▶ **RECORDS PROVIDED**:
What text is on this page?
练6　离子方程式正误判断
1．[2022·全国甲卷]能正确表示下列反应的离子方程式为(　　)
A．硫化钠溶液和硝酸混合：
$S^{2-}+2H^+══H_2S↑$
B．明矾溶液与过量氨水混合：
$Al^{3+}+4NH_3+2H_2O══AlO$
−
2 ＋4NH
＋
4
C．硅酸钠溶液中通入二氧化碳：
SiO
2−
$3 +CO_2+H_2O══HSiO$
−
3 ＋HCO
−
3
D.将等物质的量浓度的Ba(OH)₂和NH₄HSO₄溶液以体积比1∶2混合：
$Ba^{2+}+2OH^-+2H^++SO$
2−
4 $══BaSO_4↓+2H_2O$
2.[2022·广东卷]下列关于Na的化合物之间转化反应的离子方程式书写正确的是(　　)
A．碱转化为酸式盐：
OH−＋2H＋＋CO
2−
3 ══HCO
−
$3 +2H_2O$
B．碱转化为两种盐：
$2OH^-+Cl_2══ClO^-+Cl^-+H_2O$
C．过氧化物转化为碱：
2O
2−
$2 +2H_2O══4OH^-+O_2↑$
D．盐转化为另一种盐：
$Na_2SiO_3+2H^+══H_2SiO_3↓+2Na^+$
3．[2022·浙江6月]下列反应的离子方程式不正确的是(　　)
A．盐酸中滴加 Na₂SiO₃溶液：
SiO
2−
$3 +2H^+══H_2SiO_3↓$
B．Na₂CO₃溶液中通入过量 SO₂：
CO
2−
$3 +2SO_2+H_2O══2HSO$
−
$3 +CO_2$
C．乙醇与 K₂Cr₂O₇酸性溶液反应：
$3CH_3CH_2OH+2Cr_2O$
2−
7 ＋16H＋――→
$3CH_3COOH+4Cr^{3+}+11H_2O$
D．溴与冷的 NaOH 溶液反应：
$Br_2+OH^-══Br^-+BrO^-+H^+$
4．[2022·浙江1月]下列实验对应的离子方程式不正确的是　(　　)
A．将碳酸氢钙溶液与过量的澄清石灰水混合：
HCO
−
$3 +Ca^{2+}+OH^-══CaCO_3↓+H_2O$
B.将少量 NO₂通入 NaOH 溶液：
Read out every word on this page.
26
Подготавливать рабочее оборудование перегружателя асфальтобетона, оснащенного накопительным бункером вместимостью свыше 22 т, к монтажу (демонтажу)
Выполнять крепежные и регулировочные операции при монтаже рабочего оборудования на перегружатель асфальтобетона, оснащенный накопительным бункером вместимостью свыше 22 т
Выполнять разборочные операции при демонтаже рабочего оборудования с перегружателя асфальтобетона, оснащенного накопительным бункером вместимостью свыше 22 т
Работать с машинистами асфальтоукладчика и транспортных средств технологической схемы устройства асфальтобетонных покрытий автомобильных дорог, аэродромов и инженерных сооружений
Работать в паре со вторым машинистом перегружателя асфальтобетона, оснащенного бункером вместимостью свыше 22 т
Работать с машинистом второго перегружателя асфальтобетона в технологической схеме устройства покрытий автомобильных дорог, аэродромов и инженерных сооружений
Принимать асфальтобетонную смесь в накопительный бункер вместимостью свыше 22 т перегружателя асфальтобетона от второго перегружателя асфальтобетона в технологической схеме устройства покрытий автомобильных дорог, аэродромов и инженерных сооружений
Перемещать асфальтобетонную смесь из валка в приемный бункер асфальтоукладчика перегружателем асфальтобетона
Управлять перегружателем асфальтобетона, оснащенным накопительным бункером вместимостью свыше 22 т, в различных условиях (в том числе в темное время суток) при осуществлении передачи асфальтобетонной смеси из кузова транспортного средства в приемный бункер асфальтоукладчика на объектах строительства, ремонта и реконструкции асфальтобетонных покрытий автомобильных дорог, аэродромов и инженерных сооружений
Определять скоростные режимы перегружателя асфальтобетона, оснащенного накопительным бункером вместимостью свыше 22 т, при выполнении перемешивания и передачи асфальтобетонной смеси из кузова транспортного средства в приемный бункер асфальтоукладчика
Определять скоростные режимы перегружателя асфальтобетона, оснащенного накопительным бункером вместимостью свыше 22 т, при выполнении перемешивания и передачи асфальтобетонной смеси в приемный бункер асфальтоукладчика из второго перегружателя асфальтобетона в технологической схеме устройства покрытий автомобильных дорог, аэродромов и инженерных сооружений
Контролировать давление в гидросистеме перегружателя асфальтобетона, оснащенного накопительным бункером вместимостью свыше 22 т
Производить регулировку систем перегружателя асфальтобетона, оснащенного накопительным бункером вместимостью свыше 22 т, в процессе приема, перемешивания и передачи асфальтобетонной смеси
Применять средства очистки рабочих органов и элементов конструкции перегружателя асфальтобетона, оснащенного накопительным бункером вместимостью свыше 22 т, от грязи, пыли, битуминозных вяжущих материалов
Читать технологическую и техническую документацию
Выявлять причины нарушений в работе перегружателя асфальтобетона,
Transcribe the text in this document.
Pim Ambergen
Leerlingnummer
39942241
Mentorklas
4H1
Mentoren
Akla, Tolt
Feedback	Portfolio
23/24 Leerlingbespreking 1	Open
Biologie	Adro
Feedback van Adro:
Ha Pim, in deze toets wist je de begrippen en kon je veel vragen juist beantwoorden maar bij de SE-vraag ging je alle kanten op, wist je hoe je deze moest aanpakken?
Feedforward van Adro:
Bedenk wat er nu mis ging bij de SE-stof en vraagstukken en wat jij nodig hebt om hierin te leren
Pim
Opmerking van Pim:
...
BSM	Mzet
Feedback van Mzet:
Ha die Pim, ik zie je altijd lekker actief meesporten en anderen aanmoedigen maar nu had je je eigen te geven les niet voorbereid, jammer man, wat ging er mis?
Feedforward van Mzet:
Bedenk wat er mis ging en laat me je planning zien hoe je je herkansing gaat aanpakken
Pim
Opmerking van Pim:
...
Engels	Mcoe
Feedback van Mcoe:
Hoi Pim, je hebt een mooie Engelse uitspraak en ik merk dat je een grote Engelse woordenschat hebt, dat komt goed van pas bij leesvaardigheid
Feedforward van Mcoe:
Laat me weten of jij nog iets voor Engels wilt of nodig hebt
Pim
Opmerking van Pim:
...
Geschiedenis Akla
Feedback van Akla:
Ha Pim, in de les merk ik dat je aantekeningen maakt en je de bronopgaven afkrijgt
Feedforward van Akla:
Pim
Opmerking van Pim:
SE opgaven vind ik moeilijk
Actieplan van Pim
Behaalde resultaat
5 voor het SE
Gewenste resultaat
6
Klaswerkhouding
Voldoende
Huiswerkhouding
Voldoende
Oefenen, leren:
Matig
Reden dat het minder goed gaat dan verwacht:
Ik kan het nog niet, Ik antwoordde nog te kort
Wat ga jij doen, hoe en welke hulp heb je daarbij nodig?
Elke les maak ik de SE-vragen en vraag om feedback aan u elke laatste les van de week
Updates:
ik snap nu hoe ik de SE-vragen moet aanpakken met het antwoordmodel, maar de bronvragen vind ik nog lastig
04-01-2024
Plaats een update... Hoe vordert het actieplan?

▶ **INSTRUCTIONS TO FOLLOW**: From the line holding "Transcribe the text in this document." down to the final line above, quote every line exactly and only those lines.

▶ **THE COMPLETED TASK**:
Transcribe the text in this document.
Pim Ambergen
Leerlingnummer
39942241
Mentorklas
4H1
Mentoren
Akla, Tolt
Feedback	Portfolio
23/24 Leerlingbespreking 1	Open
Biologie	Adro
Feedback van Adro:
Ha Pim, in deze toets wist je de begrippen en kon je veel vragen juist beantwoorden maar bij de SE-vraag ging je alle kanten op, wist je hoe je deze moest aanpakken?
Feedforward van Adro:
Bedenk wat er nu mis ging bij de SE-stof en vraagstukken en wat jij nodig hebt om hierin te leren
Pim
Opmerking van Pim:
...
BSM	Mzet
Feedback van Mzet:
Ha die Pim, ik zie je altijd lekker actief meesporten en anderen aanmoedigen maar nu had je je eigen te geven les niet voorbereid, jammer man, wat ging er mis?
Feedforward van Mzet:
Bedenk wat er mis ging en laat me je planning zien hoe je je herkansing gaat aanpakken
Pim
Opmerking van Pim:
...
Engels	Mcoe
Feedback van Mcoe:
Hoi Pim, je hebt een mooie Engelse uitspraak en ik merk dat je een grote Engelse woordenschat hebt, dat komt goed van pas bij leesvaardigheid
Feedforward van Mcoe:
Laat me weten of jij nog iets voor Engels wilt of nodig hebt
Pim
Opmerking van Pim:
...
Geschiedenis Akla
Feedback van Akla:
Ha Pim, in de les merk ik dat je aantekeningen maakt en je de bronopgaven afkrijgt
Feedforward van Akla:
Pim
Opmerking van Pim:
SE opgaven vind ik moeilijk
Actieplan van Pim
Behaalde resultaat
5 voor het SE
Gewenste resultaat
6
Klaswerkhouding
Voldoende
Huiswerkhouding
Voldoende
Oefenen, leren:
Matig
Reden dat het minder goed gaat dan verwacht:
Ik kan het nog niet, Ik antwoordde nog te kort
Wat ga jij doen, hoe en welke hulp heb je daarbij nodig?
Elke les maak ik de SE-vragen en vraag om feedback aan u elke laatste les van de week
Updates:
ik snap nu hoe ik de SE-vragen moet aanpakken met het antwoordmodel, maar de bronvragen vind ik nog lastig
04-01-2024
Plaats een update... Hoe vordert het actieplan?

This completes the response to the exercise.